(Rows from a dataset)
------------------------------------------------------------------------
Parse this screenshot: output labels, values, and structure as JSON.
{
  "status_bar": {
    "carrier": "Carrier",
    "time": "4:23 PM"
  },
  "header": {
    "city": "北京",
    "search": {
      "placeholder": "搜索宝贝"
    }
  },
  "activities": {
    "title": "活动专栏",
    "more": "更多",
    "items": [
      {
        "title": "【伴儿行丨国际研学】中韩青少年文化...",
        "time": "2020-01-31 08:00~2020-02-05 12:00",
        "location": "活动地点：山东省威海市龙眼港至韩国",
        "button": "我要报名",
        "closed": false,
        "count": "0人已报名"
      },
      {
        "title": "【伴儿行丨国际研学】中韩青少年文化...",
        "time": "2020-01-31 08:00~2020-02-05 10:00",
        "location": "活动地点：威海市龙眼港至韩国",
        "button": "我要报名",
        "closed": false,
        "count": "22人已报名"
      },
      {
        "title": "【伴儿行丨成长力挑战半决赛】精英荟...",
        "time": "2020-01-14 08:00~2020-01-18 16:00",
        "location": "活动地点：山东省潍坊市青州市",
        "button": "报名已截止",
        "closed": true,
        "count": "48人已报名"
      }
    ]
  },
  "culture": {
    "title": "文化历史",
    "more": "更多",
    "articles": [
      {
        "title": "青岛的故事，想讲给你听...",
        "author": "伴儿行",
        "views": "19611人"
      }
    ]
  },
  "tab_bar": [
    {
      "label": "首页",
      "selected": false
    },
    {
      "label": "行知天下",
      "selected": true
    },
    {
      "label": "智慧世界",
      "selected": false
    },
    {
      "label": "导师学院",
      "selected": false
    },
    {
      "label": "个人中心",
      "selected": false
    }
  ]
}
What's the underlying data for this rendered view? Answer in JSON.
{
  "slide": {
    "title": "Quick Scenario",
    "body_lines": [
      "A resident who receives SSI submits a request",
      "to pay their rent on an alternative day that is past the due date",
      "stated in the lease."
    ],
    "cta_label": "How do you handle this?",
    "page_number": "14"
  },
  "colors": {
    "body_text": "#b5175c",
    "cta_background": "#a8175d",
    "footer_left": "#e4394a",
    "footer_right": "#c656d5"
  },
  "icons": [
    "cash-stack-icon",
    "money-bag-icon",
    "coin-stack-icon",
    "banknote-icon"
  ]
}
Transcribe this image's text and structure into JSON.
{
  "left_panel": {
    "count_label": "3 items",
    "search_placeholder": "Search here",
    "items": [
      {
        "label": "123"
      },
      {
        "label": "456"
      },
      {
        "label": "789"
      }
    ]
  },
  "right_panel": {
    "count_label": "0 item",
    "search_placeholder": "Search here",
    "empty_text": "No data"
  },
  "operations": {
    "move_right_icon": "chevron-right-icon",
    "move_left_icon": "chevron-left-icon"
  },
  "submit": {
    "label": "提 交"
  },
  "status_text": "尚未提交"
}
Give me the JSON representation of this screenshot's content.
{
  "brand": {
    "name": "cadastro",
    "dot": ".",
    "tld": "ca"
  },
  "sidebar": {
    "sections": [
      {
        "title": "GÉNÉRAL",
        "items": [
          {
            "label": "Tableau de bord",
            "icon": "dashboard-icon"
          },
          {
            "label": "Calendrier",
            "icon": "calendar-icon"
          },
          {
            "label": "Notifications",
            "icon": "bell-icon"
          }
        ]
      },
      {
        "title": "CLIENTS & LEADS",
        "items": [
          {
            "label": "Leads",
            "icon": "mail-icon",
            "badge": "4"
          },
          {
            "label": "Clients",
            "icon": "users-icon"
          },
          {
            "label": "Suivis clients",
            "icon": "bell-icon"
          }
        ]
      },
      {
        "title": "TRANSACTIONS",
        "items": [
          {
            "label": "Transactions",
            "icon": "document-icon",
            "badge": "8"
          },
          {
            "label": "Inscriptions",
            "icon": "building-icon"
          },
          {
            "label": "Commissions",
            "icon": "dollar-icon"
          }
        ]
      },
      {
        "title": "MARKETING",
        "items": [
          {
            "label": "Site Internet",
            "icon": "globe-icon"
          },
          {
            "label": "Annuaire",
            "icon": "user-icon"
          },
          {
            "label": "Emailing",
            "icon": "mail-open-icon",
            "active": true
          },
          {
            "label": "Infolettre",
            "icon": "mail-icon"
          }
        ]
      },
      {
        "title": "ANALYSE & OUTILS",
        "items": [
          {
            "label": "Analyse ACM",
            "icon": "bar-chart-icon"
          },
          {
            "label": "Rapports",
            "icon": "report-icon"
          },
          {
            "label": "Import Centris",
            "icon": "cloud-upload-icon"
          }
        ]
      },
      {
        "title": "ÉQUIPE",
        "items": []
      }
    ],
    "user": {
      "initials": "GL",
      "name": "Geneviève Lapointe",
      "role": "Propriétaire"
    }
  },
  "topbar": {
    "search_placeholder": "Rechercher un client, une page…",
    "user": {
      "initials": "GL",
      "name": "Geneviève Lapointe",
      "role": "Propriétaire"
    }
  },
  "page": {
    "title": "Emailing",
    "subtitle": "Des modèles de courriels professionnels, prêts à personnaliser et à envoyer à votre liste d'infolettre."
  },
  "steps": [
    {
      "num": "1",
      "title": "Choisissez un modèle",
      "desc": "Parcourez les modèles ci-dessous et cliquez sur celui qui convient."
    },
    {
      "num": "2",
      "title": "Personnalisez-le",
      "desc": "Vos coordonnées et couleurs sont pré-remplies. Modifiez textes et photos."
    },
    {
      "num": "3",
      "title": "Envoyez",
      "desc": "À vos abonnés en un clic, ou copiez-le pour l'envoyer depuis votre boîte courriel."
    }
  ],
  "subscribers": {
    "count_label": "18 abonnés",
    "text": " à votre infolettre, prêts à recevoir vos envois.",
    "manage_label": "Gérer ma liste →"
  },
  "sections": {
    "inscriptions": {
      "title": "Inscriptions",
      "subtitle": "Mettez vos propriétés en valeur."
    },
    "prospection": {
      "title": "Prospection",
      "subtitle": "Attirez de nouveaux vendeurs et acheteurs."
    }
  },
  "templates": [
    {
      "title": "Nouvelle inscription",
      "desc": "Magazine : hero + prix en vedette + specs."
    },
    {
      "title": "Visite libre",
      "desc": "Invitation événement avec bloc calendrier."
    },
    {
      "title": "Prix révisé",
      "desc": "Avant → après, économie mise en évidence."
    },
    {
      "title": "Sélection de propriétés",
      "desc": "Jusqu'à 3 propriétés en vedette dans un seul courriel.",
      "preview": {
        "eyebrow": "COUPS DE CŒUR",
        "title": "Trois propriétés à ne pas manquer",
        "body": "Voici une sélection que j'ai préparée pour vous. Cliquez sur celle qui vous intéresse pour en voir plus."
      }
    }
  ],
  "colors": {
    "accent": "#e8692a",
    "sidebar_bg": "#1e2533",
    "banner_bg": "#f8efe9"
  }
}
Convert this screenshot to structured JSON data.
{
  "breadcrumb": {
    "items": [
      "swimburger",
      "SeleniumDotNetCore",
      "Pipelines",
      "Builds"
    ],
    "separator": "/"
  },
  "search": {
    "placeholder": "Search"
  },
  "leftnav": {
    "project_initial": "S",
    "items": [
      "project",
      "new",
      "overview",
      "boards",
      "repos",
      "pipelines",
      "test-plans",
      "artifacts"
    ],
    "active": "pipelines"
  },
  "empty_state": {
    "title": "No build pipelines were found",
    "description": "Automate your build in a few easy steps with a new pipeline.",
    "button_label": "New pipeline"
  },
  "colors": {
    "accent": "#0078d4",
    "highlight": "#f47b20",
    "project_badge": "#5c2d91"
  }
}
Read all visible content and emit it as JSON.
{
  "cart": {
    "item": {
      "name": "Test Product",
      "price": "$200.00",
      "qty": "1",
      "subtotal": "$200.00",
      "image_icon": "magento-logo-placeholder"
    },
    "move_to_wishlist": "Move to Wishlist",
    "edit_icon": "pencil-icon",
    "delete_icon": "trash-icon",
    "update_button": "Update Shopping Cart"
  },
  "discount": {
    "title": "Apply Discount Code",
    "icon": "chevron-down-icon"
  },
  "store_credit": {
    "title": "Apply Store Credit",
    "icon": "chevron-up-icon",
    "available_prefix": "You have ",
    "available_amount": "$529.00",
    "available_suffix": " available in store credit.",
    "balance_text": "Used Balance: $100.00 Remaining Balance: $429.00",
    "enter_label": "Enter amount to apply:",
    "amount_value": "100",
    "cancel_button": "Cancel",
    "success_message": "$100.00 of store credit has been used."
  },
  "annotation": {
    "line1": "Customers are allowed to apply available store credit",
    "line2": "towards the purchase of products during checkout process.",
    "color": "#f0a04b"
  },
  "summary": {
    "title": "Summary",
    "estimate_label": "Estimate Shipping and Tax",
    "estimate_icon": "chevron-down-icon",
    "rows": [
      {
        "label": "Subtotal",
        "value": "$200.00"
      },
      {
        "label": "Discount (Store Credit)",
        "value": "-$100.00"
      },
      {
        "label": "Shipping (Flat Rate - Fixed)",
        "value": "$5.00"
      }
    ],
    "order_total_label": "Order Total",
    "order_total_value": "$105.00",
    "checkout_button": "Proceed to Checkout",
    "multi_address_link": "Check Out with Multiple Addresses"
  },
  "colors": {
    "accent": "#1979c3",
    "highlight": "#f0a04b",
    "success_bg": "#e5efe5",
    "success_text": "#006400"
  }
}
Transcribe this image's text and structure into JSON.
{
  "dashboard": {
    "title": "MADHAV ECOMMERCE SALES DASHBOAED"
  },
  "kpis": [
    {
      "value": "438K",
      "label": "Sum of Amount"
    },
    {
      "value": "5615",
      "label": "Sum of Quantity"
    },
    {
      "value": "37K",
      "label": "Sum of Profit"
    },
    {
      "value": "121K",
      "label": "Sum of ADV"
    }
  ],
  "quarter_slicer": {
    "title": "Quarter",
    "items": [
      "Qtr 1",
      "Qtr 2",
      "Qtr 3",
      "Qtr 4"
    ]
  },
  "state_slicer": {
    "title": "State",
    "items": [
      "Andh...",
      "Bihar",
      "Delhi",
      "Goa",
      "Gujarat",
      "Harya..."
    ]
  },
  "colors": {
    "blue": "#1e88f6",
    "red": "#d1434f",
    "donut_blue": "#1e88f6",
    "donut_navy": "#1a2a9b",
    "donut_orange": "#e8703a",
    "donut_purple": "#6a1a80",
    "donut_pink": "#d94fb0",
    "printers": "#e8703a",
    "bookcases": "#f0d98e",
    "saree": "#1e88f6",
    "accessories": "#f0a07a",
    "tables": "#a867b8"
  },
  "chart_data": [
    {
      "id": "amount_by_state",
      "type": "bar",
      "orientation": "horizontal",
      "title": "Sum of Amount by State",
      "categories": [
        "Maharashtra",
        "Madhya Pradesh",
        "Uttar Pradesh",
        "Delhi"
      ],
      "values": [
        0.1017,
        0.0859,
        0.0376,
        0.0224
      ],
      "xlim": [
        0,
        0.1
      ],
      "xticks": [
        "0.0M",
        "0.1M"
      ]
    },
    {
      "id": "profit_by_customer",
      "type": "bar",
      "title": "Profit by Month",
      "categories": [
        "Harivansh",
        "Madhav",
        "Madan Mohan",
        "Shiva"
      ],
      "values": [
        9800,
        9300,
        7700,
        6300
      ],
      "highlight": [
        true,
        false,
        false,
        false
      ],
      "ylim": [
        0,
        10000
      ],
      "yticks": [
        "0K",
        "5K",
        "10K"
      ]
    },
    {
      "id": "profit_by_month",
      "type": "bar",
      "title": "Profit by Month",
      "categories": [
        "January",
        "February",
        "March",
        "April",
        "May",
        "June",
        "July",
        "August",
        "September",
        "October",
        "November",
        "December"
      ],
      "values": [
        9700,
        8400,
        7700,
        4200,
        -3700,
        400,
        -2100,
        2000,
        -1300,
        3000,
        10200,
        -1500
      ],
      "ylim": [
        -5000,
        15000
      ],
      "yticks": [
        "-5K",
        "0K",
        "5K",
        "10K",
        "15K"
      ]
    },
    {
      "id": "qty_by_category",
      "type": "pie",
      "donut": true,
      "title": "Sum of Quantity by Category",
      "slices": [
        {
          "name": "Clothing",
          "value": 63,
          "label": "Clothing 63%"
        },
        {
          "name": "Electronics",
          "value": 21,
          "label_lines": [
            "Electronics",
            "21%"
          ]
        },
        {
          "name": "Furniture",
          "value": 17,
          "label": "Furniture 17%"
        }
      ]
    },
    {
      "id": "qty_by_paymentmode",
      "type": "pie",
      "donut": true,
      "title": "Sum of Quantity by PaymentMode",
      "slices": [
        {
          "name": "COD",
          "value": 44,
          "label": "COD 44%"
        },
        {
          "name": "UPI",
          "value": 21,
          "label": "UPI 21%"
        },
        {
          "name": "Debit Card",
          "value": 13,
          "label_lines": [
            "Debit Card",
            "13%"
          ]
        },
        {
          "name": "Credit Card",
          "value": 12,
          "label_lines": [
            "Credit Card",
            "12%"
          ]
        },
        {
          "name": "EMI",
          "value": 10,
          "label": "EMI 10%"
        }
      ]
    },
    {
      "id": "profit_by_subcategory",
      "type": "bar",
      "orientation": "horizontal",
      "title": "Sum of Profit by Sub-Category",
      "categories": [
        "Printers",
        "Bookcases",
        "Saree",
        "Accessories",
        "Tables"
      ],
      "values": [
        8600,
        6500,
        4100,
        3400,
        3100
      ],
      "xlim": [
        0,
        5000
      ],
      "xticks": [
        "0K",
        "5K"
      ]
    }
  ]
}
------------------------------------------------------------------------
Looking at the entries above, say how many lines contain the word "propriétés". Only the number is wanted.

4